* [EXERCISE PROMPT]: Retype all of the entries word for word.
★ ★ ★ ★ ★ ★ ★
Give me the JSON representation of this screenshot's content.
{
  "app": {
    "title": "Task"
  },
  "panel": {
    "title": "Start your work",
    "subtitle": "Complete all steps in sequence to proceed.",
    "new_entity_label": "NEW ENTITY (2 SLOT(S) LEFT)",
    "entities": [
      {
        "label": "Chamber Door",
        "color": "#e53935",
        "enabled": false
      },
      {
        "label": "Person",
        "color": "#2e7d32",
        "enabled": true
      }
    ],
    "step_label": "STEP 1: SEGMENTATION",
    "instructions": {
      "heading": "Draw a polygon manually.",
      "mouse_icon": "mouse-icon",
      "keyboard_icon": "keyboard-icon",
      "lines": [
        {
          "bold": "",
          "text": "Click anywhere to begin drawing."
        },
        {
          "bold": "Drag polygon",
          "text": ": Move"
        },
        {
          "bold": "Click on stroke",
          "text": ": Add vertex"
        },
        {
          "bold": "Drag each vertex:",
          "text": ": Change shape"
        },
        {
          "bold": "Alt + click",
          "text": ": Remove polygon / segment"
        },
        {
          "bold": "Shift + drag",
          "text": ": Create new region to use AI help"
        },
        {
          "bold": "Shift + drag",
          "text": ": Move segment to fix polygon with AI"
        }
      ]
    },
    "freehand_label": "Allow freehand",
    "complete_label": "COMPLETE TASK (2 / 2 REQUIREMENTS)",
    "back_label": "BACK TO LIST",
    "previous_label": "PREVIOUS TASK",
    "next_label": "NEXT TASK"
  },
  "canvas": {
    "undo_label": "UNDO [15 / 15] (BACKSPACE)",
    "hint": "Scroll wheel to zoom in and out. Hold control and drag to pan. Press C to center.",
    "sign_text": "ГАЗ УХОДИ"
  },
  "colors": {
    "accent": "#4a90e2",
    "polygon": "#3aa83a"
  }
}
★ ★ ★ ★ ★ ★ ★
* [EXERCISE SOLUTION]:
Give me the JSON representation of this screenshot's content.
{
  "app": {
    "title": "Task"
  },
  "panel": {
    "title": "Start your work",
    "subtitle": "Complete all steps in sequence to proceed.",
    "new_entity_label": "NEW ENTITY (2 SLOT(S) LEFT)",
    "entities": [
      {
        "label": "Chamber Door",
        "color": "#e53935",
        "enabled": false
      },
      {
        "label": "Person",
        "color": "#2e7d32",
        "enabled": true
      }
    ],
    "step_label": "STEP 1: SEGMENTATION",
    "instructions": {
      "heading": "Draw a polygon manually.",
      "mouse_icon": "mouse-icon",
      "keyboard_icon": "keyboard-icon",
      "lines": [
        {
          "bold": "",
          "text": "Click anywhere to begin drawing."
        },
        {
          "bold": "Drag polygon",
          "text": ": Move"
        },
        {
          "bold": "Click on stroke",
          "text": ": Add vertex"
        },
        {
          "bold": "Drag each vertex:",
          "text": ": Change shape"
        },
        {
          "bold": "Alt + click",
          "text": ": Remove polygon / segment"
        },
        {
          "bold": "Shift + drag",
          "text": ": Create new region to use AI help"
        },
        {
          "bold": "Shift + drag",
          "text": ": Move segment to fix polygon with AI"
        }
      ]
    },
    "freehand_label": "Allow freehand",
    "complete_label": "COMPLETE TASK (2 / 2 REQUIREMENTS)",
    "back_label": "BACK TO LIST",
    "previous_label": "PREVIOUS TASK",
    "next_label": "NEXT TASK"
  },
  "canvas": {
    "undo_label": "UNDO [15 / 15] (BACKSPACE)",
    "hint": "Scroll wheel to zoom in and out. Hold control and drag to pan. Press C to center.",
    "sign_text": "ГАЗ УХОДИ"
  },
  "colors": {
    "accent": "#4a90e2",
    "polygon": "#3aa83a"
  }
}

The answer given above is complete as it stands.